» Exercise prompt:
State how many lines in the entries below contain "traffic". Write nothing but the number.
################
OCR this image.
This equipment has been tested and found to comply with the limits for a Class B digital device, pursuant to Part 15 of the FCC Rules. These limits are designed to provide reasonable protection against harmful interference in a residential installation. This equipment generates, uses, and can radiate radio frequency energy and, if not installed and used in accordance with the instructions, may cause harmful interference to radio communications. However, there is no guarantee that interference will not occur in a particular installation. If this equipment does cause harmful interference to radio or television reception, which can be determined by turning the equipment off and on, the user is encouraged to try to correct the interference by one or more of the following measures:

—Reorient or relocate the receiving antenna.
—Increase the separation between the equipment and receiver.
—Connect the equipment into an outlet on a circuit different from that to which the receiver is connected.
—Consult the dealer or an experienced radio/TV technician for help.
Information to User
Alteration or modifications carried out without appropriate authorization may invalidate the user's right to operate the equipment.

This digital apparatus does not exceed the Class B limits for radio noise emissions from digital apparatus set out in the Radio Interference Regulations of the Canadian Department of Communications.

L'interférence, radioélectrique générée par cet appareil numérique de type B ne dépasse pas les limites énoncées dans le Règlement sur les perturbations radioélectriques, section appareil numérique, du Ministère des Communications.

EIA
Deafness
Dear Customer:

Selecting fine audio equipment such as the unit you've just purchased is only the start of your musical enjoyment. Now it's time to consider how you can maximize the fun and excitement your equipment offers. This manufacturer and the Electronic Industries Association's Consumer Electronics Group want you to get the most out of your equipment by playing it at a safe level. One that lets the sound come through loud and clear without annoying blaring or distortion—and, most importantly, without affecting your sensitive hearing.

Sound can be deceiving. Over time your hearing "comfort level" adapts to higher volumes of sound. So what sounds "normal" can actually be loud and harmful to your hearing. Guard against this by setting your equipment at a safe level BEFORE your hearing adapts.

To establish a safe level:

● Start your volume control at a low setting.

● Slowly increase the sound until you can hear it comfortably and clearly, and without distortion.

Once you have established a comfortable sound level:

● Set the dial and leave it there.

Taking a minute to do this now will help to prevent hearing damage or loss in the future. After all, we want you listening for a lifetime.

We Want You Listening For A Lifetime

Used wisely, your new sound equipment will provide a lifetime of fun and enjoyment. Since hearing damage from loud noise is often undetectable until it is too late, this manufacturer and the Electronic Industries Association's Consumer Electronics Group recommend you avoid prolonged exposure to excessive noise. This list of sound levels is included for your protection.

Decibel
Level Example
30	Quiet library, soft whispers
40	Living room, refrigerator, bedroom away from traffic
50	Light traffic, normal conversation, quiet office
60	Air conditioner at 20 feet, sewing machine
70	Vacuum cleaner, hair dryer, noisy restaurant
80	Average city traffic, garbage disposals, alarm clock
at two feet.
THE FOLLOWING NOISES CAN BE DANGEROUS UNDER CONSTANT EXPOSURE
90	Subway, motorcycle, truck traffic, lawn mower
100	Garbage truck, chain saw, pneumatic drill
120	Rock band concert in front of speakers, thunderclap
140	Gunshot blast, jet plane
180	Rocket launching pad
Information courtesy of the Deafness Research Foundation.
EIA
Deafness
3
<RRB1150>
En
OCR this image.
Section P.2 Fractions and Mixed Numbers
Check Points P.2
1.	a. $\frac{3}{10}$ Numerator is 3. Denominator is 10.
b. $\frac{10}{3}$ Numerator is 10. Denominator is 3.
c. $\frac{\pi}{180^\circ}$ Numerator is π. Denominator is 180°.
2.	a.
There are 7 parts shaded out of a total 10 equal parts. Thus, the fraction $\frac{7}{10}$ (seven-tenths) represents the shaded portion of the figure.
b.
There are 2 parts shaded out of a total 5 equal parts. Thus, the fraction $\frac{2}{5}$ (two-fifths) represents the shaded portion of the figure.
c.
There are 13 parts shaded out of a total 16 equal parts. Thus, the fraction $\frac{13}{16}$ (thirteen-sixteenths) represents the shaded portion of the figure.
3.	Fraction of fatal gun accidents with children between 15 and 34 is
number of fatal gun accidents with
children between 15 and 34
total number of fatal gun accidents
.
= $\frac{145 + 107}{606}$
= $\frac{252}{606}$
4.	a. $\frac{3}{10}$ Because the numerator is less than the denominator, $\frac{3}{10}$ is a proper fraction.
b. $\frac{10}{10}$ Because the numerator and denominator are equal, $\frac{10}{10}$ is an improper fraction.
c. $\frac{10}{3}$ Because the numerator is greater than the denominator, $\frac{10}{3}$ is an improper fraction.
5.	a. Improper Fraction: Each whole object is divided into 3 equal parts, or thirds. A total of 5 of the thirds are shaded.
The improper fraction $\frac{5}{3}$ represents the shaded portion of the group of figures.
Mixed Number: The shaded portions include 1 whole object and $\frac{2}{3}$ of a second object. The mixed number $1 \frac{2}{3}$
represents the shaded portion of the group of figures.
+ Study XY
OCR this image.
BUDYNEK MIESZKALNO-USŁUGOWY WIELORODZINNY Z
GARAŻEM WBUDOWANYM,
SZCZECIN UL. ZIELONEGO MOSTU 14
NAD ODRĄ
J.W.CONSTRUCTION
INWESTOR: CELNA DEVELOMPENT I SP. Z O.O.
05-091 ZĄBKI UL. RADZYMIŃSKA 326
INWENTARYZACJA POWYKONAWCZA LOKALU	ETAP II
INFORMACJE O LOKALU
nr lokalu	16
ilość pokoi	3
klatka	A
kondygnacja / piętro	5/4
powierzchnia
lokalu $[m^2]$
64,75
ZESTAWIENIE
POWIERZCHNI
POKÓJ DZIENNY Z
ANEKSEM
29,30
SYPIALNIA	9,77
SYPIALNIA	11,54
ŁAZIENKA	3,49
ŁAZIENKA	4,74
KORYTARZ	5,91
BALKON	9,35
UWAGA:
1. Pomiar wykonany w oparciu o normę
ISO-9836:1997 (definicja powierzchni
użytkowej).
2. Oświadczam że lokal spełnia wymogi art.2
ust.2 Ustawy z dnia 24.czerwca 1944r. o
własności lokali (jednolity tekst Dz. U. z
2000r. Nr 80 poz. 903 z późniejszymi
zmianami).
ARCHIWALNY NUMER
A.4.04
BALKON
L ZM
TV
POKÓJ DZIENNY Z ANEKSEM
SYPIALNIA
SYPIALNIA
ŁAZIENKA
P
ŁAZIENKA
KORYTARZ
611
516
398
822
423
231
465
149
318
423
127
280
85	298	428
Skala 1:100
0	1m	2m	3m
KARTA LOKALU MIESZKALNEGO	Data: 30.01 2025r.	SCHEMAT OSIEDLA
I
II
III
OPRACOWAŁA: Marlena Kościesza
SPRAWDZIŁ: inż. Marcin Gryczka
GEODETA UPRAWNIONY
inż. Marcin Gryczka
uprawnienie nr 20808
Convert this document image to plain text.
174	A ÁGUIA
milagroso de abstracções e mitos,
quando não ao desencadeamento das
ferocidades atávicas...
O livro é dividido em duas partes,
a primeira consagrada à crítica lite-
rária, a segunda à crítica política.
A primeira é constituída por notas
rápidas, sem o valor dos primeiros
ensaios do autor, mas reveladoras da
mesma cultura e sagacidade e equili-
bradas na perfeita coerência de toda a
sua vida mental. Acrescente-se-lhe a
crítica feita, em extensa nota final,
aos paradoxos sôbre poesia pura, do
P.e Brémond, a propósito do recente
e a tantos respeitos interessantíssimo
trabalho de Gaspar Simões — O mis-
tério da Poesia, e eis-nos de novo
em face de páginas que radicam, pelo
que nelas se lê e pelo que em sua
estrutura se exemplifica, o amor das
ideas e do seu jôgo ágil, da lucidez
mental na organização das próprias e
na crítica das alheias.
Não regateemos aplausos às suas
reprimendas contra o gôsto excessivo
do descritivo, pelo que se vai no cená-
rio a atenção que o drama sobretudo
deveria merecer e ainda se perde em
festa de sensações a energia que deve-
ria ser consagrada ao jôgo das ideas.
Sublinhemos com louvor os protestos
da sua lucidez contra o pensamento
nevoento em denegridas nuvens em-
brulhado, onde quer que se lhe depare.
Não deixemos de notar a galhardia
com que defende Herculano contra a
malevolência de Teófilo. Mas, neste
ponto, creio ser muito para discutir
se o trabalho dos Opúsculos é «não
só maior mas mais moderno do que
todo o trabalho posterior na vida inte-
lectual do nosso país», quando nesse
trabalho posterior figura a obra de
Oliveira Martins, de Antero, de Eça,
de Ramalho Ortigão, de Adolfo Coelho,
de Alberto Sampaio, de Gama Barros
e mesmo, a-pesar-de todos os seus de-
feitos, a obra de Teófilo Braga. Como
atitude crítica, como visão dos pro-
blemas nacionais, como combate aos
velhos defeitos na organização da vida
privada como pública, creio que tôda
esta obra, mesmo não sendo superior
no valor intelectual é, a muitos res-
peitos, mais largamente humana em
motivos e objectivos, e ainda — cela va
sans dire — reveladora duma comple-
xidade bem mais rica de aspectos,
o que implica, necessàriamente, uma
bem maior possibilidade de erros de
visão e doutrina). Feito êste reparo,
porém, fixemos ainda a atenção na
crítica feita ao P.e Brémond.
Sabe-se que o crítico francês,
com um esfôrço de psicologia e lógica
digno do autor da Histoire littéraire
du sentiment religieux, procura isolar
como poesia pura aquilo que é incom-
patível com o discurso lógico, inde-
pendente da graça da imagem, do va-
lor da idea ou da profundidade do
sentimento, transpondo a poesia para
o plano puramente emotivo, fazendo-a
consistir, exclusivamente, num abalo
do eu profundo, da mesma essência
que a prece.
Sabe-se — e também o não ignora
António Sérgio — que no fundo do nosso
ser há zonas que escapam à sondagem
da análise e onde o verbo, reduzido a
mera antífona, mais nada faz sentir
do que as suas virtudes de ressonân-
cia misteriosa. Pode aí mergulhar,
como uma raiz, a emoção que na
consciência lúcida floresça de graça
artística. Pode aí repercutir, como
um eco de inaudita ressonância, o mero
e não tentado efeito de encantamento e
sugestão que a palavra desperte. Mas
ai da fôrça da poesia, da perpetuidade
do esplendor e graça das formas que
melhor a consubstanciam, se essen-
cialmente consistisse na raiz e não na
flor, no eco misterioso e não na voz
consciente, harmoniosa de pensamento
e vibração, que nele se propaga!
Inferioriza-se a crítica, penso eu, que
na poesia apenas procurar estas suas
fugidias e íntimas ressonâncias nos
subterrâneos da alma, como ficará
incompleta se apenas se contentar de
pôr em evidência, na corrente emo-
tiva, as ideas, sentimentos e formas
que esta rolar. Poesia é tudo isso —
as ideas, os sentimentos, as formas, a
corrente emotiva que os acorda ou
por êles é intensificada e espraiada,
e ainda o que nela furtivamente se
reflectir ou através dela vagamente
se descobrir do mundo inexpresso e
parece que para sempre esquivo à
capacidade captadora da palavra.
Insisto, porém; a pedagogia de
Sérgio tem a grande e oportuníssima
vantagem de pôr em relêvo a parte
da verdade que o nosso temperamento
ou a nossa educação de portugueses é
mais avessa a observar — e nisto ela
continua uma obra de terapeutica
################
» Result of the task:
4